__TASK DIRECTIONS__
Repeat the listing in full, exactly as it stands.

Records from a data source
** Begin **
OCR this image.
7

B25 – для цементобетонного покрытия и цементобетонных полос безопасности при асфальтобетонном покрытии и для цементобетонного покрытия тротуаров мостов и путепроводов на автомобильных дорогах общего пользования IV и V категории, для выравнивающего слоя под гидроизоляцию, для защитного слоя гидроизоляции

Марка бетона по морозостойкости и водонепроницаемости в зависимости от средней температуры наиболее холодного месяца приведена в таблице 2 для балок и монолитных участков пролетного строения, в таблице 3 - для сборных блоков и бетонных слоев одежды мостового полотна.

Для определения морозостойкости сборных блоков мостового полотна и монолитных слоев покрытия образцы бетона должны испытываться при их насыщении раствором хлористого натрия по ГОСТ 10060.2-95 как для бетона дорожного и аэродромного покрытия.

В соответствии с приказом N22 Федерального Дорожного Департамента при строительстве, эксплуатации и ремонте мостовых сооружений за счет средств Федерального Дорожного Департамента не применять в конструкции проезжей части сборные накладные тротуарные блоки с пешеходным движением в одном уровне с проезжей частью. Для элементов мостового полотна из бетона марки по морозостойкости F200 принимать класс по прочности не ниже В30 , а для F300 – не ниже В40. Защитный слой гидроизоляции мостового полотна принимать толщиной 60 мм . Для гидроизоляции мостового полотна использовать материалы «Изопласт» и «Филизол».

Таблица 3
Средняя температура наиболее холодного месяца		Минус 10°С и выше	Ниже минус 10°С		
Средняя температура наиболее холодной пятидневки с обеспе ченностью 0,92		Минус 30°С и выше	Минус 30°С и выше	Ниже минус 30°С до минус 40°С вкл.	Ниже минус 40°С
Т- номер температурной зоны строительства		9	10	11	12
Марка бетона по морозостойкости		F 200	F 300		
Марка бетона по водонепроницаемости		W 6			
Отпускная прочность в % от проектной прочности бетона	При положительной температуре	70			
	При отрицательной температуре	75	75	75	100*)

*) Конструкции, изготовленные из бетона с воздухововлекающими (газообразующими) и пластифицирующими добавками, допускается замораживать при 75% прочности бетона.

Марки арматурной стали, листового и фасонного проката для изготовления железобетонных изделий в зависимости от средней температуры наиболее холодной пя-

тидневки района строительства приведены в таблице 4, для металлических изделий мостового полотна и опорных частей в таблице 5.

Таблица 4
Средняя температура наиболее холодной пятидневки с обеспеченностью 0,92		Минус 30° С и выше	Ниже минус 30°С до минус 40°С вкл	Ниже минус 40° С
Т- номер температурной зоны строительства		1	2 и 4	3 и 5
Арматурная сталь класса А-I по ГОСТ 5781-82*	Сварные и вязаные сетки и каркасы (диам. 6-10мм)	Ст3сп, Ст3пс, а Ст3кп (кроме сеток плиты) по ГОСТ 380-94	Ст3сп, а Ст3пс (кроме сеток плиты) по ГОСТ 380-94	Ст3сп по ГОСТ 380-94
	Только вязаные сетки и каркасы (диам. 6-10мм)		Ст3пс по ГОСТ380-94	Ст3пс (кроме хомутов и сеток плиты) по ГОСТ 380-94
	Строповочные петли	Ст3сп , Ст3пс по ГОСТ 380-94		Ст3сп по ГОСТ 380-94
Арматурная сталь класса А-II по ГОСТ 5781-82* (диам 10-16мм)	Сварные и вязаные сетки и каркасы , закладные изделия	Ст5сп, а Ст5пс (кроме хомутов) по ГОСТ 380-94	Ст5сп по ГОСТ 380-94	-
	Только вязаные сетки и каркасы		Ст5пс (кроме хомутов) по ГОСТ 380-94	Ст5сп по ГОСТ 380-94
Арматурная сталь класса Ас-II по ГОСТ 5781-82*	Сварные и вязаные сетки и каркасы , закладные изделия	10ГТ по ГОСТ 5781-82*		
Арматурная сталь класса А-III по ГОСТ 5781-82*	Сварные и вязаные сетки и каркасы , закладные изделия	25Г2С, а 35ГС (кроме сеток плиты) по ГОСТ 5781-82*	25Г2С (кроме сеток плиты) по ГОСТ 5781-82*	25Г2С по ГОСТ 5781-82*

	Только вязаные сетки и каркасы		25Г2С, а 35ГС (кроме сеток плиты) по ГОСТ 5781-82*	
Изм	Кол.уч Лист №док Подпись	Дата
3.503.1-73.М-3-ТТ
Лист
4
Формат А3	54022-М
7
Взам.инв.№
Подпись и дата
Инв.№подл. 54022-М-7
** End **
__TASK RESPONSE__
OCR this image.
7

B25 – для цементобетонного покрытия и цементобетонных полос безопасности при асфальтобетонном покрытии и для цементобетонного покрытия тротуаров мостов и путепроводов на автомобильных дорогах общего пользования IV и V категории, для выравнивающего слоя под гидроизоляцию, для защитного слоя гидроизоляции

Марка бетона по морозостойкости и водонепроницаемости в зависимости от средней температуры наиболее холодного месяца приведена в таблице 2 для балок и монолитных участков пролетного строения, в таблице 3 - для сборных блоков и бетонных слоев одежды мостового полотна.

Для определения морозостойкости сборных блоков мостового полотна и монолитных слоев покрытия образцы бетона должны испытываться при их насыщении раствором хлористого натрия по ГОСТ 10060.2-95 как для бетона дорожного и аэродромного покрытия.

В соответствии с приказом N22 Федерального Дорожного Департамента при строительстве, эксплуатации и ремонте мостовых сооружений за счет средств Федерального Дорожного Департамента не применять в конструкции проезжей части сборные накладные тротуарные блоки с пешеходным движением в одном уровне с проезжей частью. Для элементов мостового полотна из бетона марки по морозостойкости F200 принимать класс по прочности не ниже В30 , а для F300 – не ниже В40. Защитный слой гидроизоляции мостового полотна принимать толщиной 60 мм . Для гидроизоляции мостового полотна использовать материалы «Изопласт» и «Филизол».

Таблица 3
Средняя температура наиболее холодного месяца		Минус 10°С и выше	Ниже минус 10°С		
Средняя температура наиболее холодной пятидневки с обеспе ченностью 0,92		Минус 30°С и выше	Минус 30°С и выше	Ниже минус 30°С до минус 40°С вкл.	Ниже минус 40°С
Т- номер температурной зоны строительства		9	10	11	12
Марка бетона по морозостойкости		F 200	F 300		
Марка бетона по водонепроницаемости		W 6			
Отпускная прочность в % от проектной прочности бетона	При положительной температуре	70			
	При отрицательной температуре	75	75	75	100*)

*) Конструкции, изготовленные из бетона с воздухововлекающими (газообразующими) и пластифицирующими добавками, допускается замораживать при 75% прочности бетона.

Марки арматурной стали, листового и фасонного проката для изготовления железобетонных изделий в зависимости от средней температуры наиболее холодной пя-

тидневки района строительства приведены в таблице 4, для металлических изделий мостового полотна и опорных частей в таблице 5.

Таблица 4
Средняя температура наиболее холодной пятидневки с обеспеченностью 0,92		Минус 30° С и выше	Ниже минус 30°С до минус 40°С вкл	Ниже минус 40° С
Т- номер температурной зоны строительства		1	2 и 4	3 и 5
Арматурная сталь класса А-I по ГОСТ 5781-82*	Сварные и вязаные сетки и каркасы (диам. 6-10мм)	Ст3сп, Ст3пс, а Ст3кп (кроме сеток плиты) по ГОСТ 380-94	Ст3сп, а Ст3пс (кроме сеток плиты) по ГОСТ 380-94	Ст3сп по ГОСТ 380-94
	Только вязаные сетки и каркасы (диам. 6-10мм)		Ст3пс по ГОСТ380-94	Ст3пс (кроме хомутов и сеток плиты) по ГОСТ 380-94
	Строповочные петли	Ст3сп , Ст3пс по ГОСТ 380-94		Ст3сп по ГОСТ 380-94
Арматурная сталь класса А-II по ГОСТ 5781-82* (диам 10-16мм)	Сварные и вязаные сетки и каркасы , закладные изделия	Ст5сп, а Ст5пс (кроме хомутов) по ГОСТ 380-94	Ст5сп по ГОСТ 380-94	-
	Только вязаные сетки и каркасы		Ст5пс (кроме хомутов) по ГОСТ 380-94	Ст5сп по ГОСТ 380-94
Арматурная сталь класса Ас-II по ГОСТ 5781-82*	Сварные и вязаные сетки и каркасы , закладные изделия	10ГТ по ГОСТ 5781-82*		
Арматурная сталь класса А-III по ГОСТ 5781-82*	Сварные и вязаные сетки и каркасы , закладные изделия	25Г2С, а 35ГС (кроме сеток плиты) по ГОСТ 5781-82*	25Г2С (кроме сеток плиты) по ГОСТ 5781-82*	25Г2С по ГОСТ 5781-82*

	Только вязаные сетки и каркасы		25Г2С, а 35ГС (кроме сеток плиты) по ГОСТ 5781-82*	
Изм	Кол.уч Лист №док Подпись	Дата
3.503.1-73.М-3-ТТ
Лист
4
Формат А3	54022-М
7
Взам.инв.№
Подпись и дата
Инв.№подл. 54022-М-7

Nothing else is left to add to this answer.